» **DIRECTION**: Which lines hold the word "time"? Copy each of them.

Stored items
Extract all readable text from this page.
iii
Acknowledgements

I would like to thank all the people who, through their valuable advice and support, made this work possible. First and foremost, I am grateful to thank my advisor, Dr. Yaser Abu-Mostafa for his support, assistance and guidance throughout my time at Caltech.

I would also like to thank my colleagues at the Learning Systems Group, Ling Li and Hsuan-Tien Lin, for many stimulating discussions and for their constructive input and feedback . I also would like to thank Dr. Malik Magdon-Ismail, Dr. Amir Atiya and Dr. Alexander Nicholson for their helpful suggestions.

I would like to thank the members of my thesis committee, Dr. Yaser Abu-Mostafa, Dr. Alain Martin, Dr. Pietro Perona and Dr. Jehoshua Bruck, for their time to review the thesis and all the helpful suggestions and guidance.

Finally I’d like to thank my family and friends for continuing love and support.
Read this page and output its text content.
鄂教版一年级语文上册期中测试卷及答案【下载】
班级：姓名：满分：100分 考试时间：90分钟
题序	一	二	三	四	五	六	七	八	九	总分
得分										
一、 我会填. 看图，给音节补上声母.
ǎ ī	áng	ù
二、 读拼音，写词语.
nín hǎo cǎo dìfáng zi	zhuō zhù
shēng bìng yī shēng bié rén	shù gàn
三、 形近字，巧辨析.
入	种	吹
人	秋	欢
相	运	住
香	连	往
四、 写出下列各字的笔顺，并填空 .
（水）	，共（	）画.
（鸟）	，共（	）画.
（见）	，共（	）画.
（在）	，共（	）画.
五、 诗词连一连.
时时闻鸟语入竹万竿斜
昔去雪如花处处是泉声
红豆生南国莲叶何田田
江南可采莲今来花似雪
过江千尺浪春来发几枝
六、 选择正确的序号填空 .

» **TASK ANSWER**:
I would like to thank all the people who, through their valuable advice and support, made this work possible. First and foremost, I am grateful to thank my advisor, Dr. Yaser Abu-Mostafa for his support, assistance and guidance throughout my time at Caltech.
I would like to thank the members of my thesis committee, Dr. Yaser Abu-Mostafa, Dr. Alain Martin, Dr. Pietro Perona and Dr. Jehoshua Bruck, for their time to review the thesis and all the helpful suggestions and guidance.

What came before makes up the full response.